REQUIREMENTS: Return the data exactly, with all pictures removed.
____
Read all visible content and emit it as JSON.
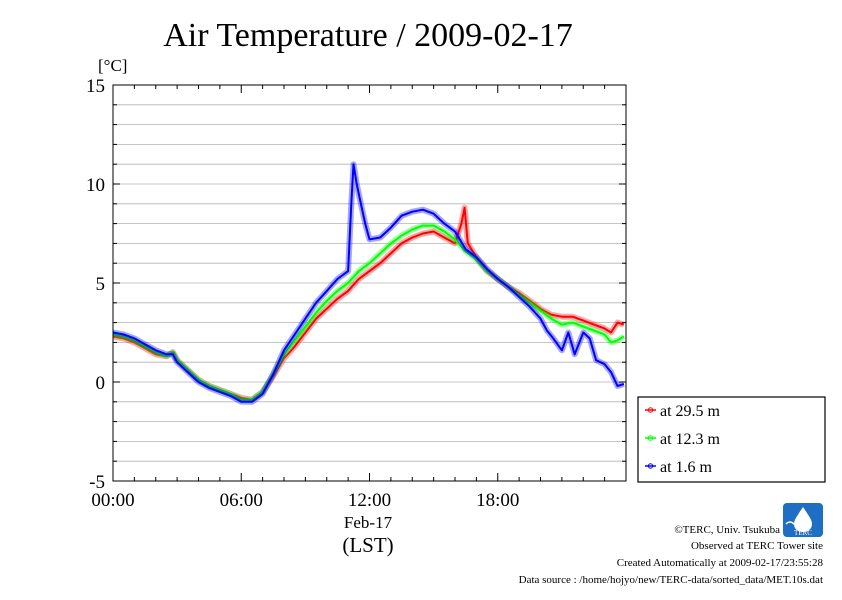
{
  "chart_data": {
    "type": "line",
    "title": "Air Temperature / 2009-02-17",
    "ylabel": "[°C]",
    "xlabel": "(LST)",
    "date_label": "Feb-17",
    "ylim": [
      -5,
      15
    ],
    "xlim_hours": [
      0,
      24
    ],
    "yticks": [
      {
        "value": -5,
        "label": "-5"
      },
      {
        "value": 0,
        "label": "0"
      },
      {
        "value": 5,
        "label": "5"
      },
      {
        "value": 10,
        "label": "10"
      },
      {
        "value": 15,
        "label": "15"
      }
    ],
    "xticks": [
      {
        "value": 0,
        "label": "00:00"
      },
      {
        "value": 6,
        "label": "06:00"
      },
      {
        "value": 12,
        "label": "12:00"
      },
      {
        "value": 18,
        "label": "18:00"
      }
    ],
    "grid": true,
    "legend_position": "bottom-right-outside",
    "series": [
      {
        "name": "at 29.5 m",
        "color": "#ff0000",
        "points": [
          [
            0,
            2.3
          ],
          [
            0.5,
            2.2
          ],
          [
            1,
            2.0
          ],
          [
            1.5,
            1.7
          ],
          [
            2,
            1.4
          ],
          [
            2.5,
            1.3
          ],
          [
            2.8,
            1.5
          ],
          [
            3,
            1.1
          ],
          [
            3.5,
            0.6
          ],
          [
            4,
            0.1
          ],
          [
            4.5,
            -0.2
          ],
          [
            5,
            -0.4
          ],
          [
            5.5,
            -0.6
          ],
          [
            6,
            -0.8
          ],
          [
            6.5,
            -0.9
          ],
          [
            7,
            -0.5
          ],
          [
            7.5,
            0.3
          ],
          [
            8,
            1.2
          ],
          [
            8.5,
            1.8
          ],
          [
            9,
            2.5
          ],
          [
            9.5,
            3.2
          ],
          [
            10,
            3.7
          ],
          [
            10.5,
            4.2
          ],
          [
            11,
            4.6
          ],
          [
            11.5,
            5.2
          ],
          [
            12,
            5.6
          ],
          [
            12.5,
            6.0
          ],
          [
            13,
            6.5
          ],
          [
            13.5,
            7.0
          ],
          [
            14,
            7.3
          ],
          [
            14.5,
            7.5
          ],
          [
            15,
            7.6
          ],
          [
            15.5,
            7.3
          ],
          [
            16,
            7.0
          ],
          [
            16.3,
            8.0
          ],
          [
            16.45,
            8.8
          ],
          [
            16.6,
            7.0
          ],
          [
            17,
            6.3
          ],
          [
            17.5,
            5.6
          ],
          [
            18,
            5.2
          ],
          [
            18.5,
            4.8
          ],
          [
            19,
            4.5
          ],
          [
            19.5,
            4.1
          ],
          [
            20,
            3.7
          ],
          [
            20.5,
            3.4
          ],
          [
            21,
            3.3
          ],
          [
            21.5,
            3.3
          ],
          [
            22,
            3.1
          ],
          [
            22.5,
            2.9
          ],
          [
            23,
            2.7
          ],
          [
            23.3,
            2.5
          ],
          [
            23.6,
            3.0
          ],
          [
            23.9,
            2.9
          ]
        ]
      },
      {
        "name": "at 12.3 m",
        "color": "#00ff00",
        "points": [
          [
            0,
            2.4
          ],
          [
            0.5,
            2.3
          ],
          [
            1,
            2.1
          ],
          [
            1.5,
            1.8
          ],
          [
            2,
            1.5
          ],
          [
            2.5,
            1.3
          ],
          [
            2.8,
            1.5
          ],
          [
            3,
            1.1
          ],
          [
            3.5,
            0.6
          ],
          [
            4,
            0.1
          ],
          [
            4.5,
            -0.2
          ],
          [
            5,
            -0.4
          ],
          [
            5.5,
            -0.6
          ],
          [
            6,
            -0.9
          ],
          [
            6.5,
            -0.9
          ],
          [
            7,
            -0.5
          ],
          [
            7.5,
            0.4
          ],
          [
            8,
            1.4
          ],
          [
            8.5,
            2.1
          ],
          [
            9,
            2.8
          ],
          [
            9.5,
            3.5
          ],
          [
            10,
            4.1
          ],
          [
            10.5,
            4.6
          ],
          [
            11,
            5.0
          ],
          [
            11.5,
            5.6
          ],
          [
            12,
            6.0
          ],
          [
            12.5,
            6.5
          ],
          [
            13,
            7.0
          ],
          [
            13.5,
            7.4
          ],
          [
            14,
            7.7
          ],
          [
            14.5,
            7.9
          ],
          [
            15,
            7.9
          ],
          [
            15.5,
            7.6
          ],
          [
            16,
            7.2
          ],
          [
            16.5,
            6.6
          ],
          [
            17,
            6.2
          ],
          [
            17.5,
            5.6
          ],
          [
            18,
            5.2
          ],
          [
            18.5,
            4.8
          ],
          [
            19,
            4.4
          ],
          [
            19.5,
            4.0
          ],
          [
            20,
            3.6
          ],
          [
            20.5,
            3.2
          ],
          [
            21,
            2.9
          ],
          [
            21.5,
            3.0
          ],
          [
            22,
            2.8
          ],
          [
            22.5,
            2.6
          ],
          [
            23,
            2.4
          ],
          [
            23.3,
            2.0
          ],
          [
            23.6,
            2.1
          ],
          [
            23.9,
            2.3
          ]
        ]
      },
      {
        "name": "at 1.6 m",
        "color": "#0000ff",
        "points": [
          [
            0,
            2.5
          ],
          [
            0.5,
            2.4
          ],
          [
            1,
            2.2
          ],
          [
            1.5,
            1.9
          ],
          [
            2,
            1.6
          ],
          [
            2.5,
            1.4
          ],
          [
            2.8,
            1.4
          ],
          [
            3,
            1.0
          ],
          [
            3.5,
            0.5
          ],
          [
            4,
            0.0
          ],
          [
            4.5,
            -0.3
          ],
          [
            5,
            -0.5
          ],
          [
            5.5,
            -0.7
          ],
          [
            6,
            -1.0
          ],
          [
            6.5,
            -1.0
          ],
          [
            7,
            -0.6
          ],
          [
            7.5,
            0.4
          ],
          [
            8,
            1.6
          ],
          [
            8.5,
            2.4
          ],
          [
            9,
            3.2
          ],
          [
            9.5,
            4.0
          ],
          [
            10,
            4.6
          ],
          [
            10.5,
            5.2
          ],
          [
            11,
            5.6
          ],
          [
            11.15,
            9.0
          ],
          [
            11.25,
            11.0
          ],
          [
            11.4,
            10.0
          ],
          [
            11.6,
            9.0
          ],
          [
            11.8,
            8.0
          ],
          [
            12,
            7.2
          ],
          [
            12.5,
            7.3
          ],
          [
            13,
            7.8
          ],
          [
            13.5,
            8.4
          ],
          [
            14,
            8.6
          ],
          [
            14.5,
            8.7
          ],
          [
            15,
            8.5
          ],
          [
            15.5,
            8.0
          ],
          [
            16,
            7.6
          ],
          [
            16.5,
            6.7
          ],
          [
            17,
            6.3
          ],
          [
            17.5,
            5.7
          ],
          [
            18,
            5.2
          ],
          [
            18.5,
            4.8
          ],
          [
            19,
            4.3
          ],
          [
            19.5,
            3.8
          ],
          [
            20,
            3.2
          ],
          [
            20.3,
            2.6
          ],
          [
            20.6,
            2.2
          ],
          [
            21,
            1.6
          ],
          [
            21.3,
            2.5
          ],
          [
            21.6,
            1.4
          ],
          [
            22,
            2.5
          ],
          [
            22.3,
            2.2
          ],
          [
            22.6,
            1.1
          ],
          [
            23,
            0.9
          ],
          [
            23.3,
            0.5
          ],
          [
            23.6,
            -0.2
          ],
          [
            23.9,
            -0.1
          ]
        ]
      }
    ],
    "credits": {
      "copyright": "©TERC, Univ. Tsukuba",
      "observed": "Observed at TERC Tower site",
      "created": "Created Automatically at 2009-02-17/23:55:28",
      "source": "Data source : /home/hojyo/new/TERC-data/sorted_data/MET.10s.dat"
    },
    "logo_text": "TERC"
  }
}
____
WRITTEN SOLUTION:
Read all visible content and emit it as JSON.
{
  "chart_data": {
    "type": "line",
    "title": "Air Temperature / 2009-02-17",
    "ylabel": "[°C]",
    "xlabel": "(LST)",
    "date_label": "Feb-17",
    "ylim": [
      -5,
      15
    ],
    "xlim_hours": [
      0,
      24
    ],
    "yticks": [
      {
        "value": -5,
        "label": "-5"
      },
      {
        "value": 0,
        "label": "0"
      },
      {
        "value": 5,
        "label": "5"
      },
      {
        "value": 10,
        "label": "10"
      },
      {
        "value": 15,
        "label": "15"
      }
    ],
    "xticks": [
      {
        "value": 0,
        "label": "00:00"
      },
      {
        "value": 6,
        "label": "06:00"
      },
      {
        "value": 12,
        "label": "12:00"
      },
      {
        "value": 18,
        "label": "18:00"
      }
    ],
    "grid": true,
    "legend_position": "bottom-right-outside",
    "series": [
      {
        "name": "at 29.5 m",
        "color": "#ff0000",
        "points": [
          [
            0,
            2.3
          ],
          [
            0.5,
            2.2
          ],
          [
            1,
            2.0
          ],
          [
            1.5,
            1.7
          ],
          [
            2,
            1.4
          ],
          [
            2.5,
            1.3
          ],
          [
            2.8,
            1.5
          ],
          [
            3,
            1.1
          ],
          [
            3.5,
            0.6
          ],
          [
            4,
            0.1
          ],
          [
            4.5,
            -0.2
          ],
          [
            5,
            -0.4
          ],
          [
            5.5,
            -0.6
          ],
          [
            6,
            -0.8
          ],
          [
            6.5,
            -0.9
          ],
          [
            7,
            -0.5
          ],
          [
            7.5,
            0.3
          ],
          [
            8,
            1.2
          ],
          [
            8.5,
            1.8
          ],
          [
            9,
            2.5
          ],
          [
            9.5,
            3.2
          ],
          [
            10,
            3.7
          ],
          [
            10.5,
            4.2
          ],
          [
            11,
            4.6
          ],
          [
            11.5,
            5.2
          ],
          [
            12,
            5.6
          ],
          [
            12.5,
            6.0
          ],
          [
            13,
            6.5
          ],
          [
            13.5,
            7.0
          ],
          [
            14,
            7.3
          ],
          [
            14.5,
            7.5
          ],
          [
            15,
            7.6
          ],
          [
            15.5,
            7.3
          ],
          [
            16,
            7.0
          ],
          [
            16.3,
            8.0
          ],
          [
            16.45,
            8.8
          ],
          [
            16.6,
            7.0
          ],
          [
            17,
            6.3
          ],
          [
            17.5,
            5.6
          ],
          [
            18,
            5.2
          ],
          [
            18.5,
            4.8
          ],
          [
            19,
            4.5
          ],
          [
            19.5,
            4.1
          ],
          [
            20,
            3.7
          ],
          [
            20.5,
            3.4
          ],
          [
            21,
            3.3
          ],
          [
            21.5,
            3.3
          ],
          [
            22,
            3.1
          ],
          [
            22.5,
            2.9
          ],
          [
            23,
            2.7
          ],
          [
            23.3,
            2.5
          ],
          [
            23.6,
            3.0
          ],
          [
            23.9,
            2.9
          ]
        ]
      },
      {
        "name": "at 12.3 m",
        "color": "#00ff00",
        "points": [
          [
            0,
            2.4
          ],
          [
            0.5,
            2.3
          ],
          [
            1,
            2.1
          ],
          [
            1.5,
            1.8
          ],
          [
            2,
            1.5
          ],
          [
            2.5,
            1.3
          ],
          [
            2.8,
            1.5
          ],
          [
            3,
            1.1
          ],
          [
            3.5,
            0.6
          ],
          [
            4,
            0.1
          ],
          [
            4.5,
            -0.2
          ],
          [
            5,
            -0.4
          ],
          [
            5.5,
            -0.6
          ],
          [
            6,
            -0.9
          ],
          [
            6.5,
            -0.9
          ],
          [
            7,
            -0.5
          ],
          [
            7.5,
            0.4
          ],
          [
            8,
            1.4
          ],
          [
            8.5,
            2.1
          ],
          [
            9,
            2.8
          ],
          [
            9.5,
            3.5
          ],
          [
            10,
            4.1
          ],
          [
            10.5,
            4.6
          ],
          [
            11,
            5.0
          ],
          [
            11.5,
            5.6
          ],
          [
            12,
            6.0
          ],
          [
            12.5,
            6.5
          ],
          [
            13,
            7.0
          ],
          [
            13.5,
            7.4
          ],
          [
            14,
            7.7
          ],
          [
            14.5,
            7.9
          ],
          [
            15,
            7.9
          ],
          [
            15.5,
            7.6
          ],
          [
            16,
            7.2
          ],
          [
            16.5,
            6.6
          ],
          [
            17,
            6.2
          ],
          [
            17.5,
            5.6
          ],
          [
            18,
            5.2
          ],
          [
            18.5,
            4.8
          ],
          [
            19,
            4.4
          ],
          [
            19.5,
            4.0
          ],
          [
            20,
            3.6
          ],
          [
            20.5,
            3.2
          ],
          [
            21,
            2.9
          ],
          [
            21.5,
            3.0
          ],
          [
            22,
            2.8
          ],
          [
            22.5,
            2.6
          ],
          [
            23,
            2.4
          ],
          [
            23.3,
            2.0
          ],
          [
            23.6,
            2.1
          ],
          [
            23.9,
            2.3
          ]
        ]
      },
      {
        "name": "at 1.6 m",
        "color": "#0000ff",
        "points": [
          [
            0,
            2.5
          ],
          [
            0.5,
            2.4
          ],
          [
            1,
            2.2
          ],
          [
            1.5,
            1.9
          ],
          [
            2,
            1.6
          ],
          [
            2.5,
            1.4
          ],
          [
            2.8,
            1.4
          ],
          [
            3,
            1.0
          ],
          [
            3.5,
            0.5
          ],
          [
            4,
            0.0
          ],
          [
            4.5,
            -0.3
          ],
          [
            5,
            -0.5
          ],
          [
            5.5,
            -0.7
          ],
          [
            6,
            -1.0
          ],
          [
            6.5,
            -1.0
          ],
          [
            7,
            -0.6
          ],
          [
            7.5,
            0.4
          ],
          [
            8,
            1.6
          ],
          [
            8.5,
            2.4
          ],
          [
            9,
            3.2
          ],
          [
            9.5,
            4.0
          ],
          [
            10,
            4.6
          ],
          [
            10.5,
            5.2
          ],
          [
            11,
            5.6
          ],
          [
            11.15,
            9.0
          ],
          [
            11.25,
            11.0
          ],
          [
            11.4,
            10.0
          ],
          [
            11.6,
            9.0
          ],
          [
            11.8,
            8.0
          ],
          [
            12,
            7.2
          ],
          [
            12.5,
            7.3
          ],
          [
            13,
            7.8
          ],
          [
            13.5,
            8.4
          ],
          [
            14,
            8.6
          ],
          [
            14.5,
            8.7
          ],
          [
            15,
            8.5
          ],
          [
            15.5,
            8.0
          ],
          [
            16,
            7.6
          ],
          [
            16.5,
            6.7
          ],
          [
            17,
            6.3
          ],
          [
            17.5,
            5.7
          ],
          [
            18,
            5.2
          ],
          [
            18.5,
            4.8
          ],
          [
            19,
            4.3
          ],
          [
            19.5,
            3.8
          ],
          [
            20,
            3.2
          ],
          [
            20.3,
            2.6
          ],
          [
            20.6,
            2.2
          ],
          [
            21,
            1.6
          ],
          [
            21.3,
            2.5
          ],
          [
            21.6,
            1.4
          ],
          [
            22,
            2.5
          ],
          [
            22.3,
            2.2
          ],
          [
            22.6,
            1.1
          ],
          [
            23,
            0.9
          ],
          [
            23.3,
            0.5
          ],
          [
            23.6,
            -0.2
          ],
          [
            23.9,
            -0.1
          ]
        ]
      }
    ],
    "credits": {
      "copyright": "©TERC, Univ. Tsukuba",
      "observed": "Observed at TERC Tower site",
      "created": "Created Automatically at 2009-02-17/23:55:28",
      "source": "Data source : /home/hojyo/new/TERC-data/sorted_data/MET.10s.dat"
    },
    "logo_text": "TERC"
  }
}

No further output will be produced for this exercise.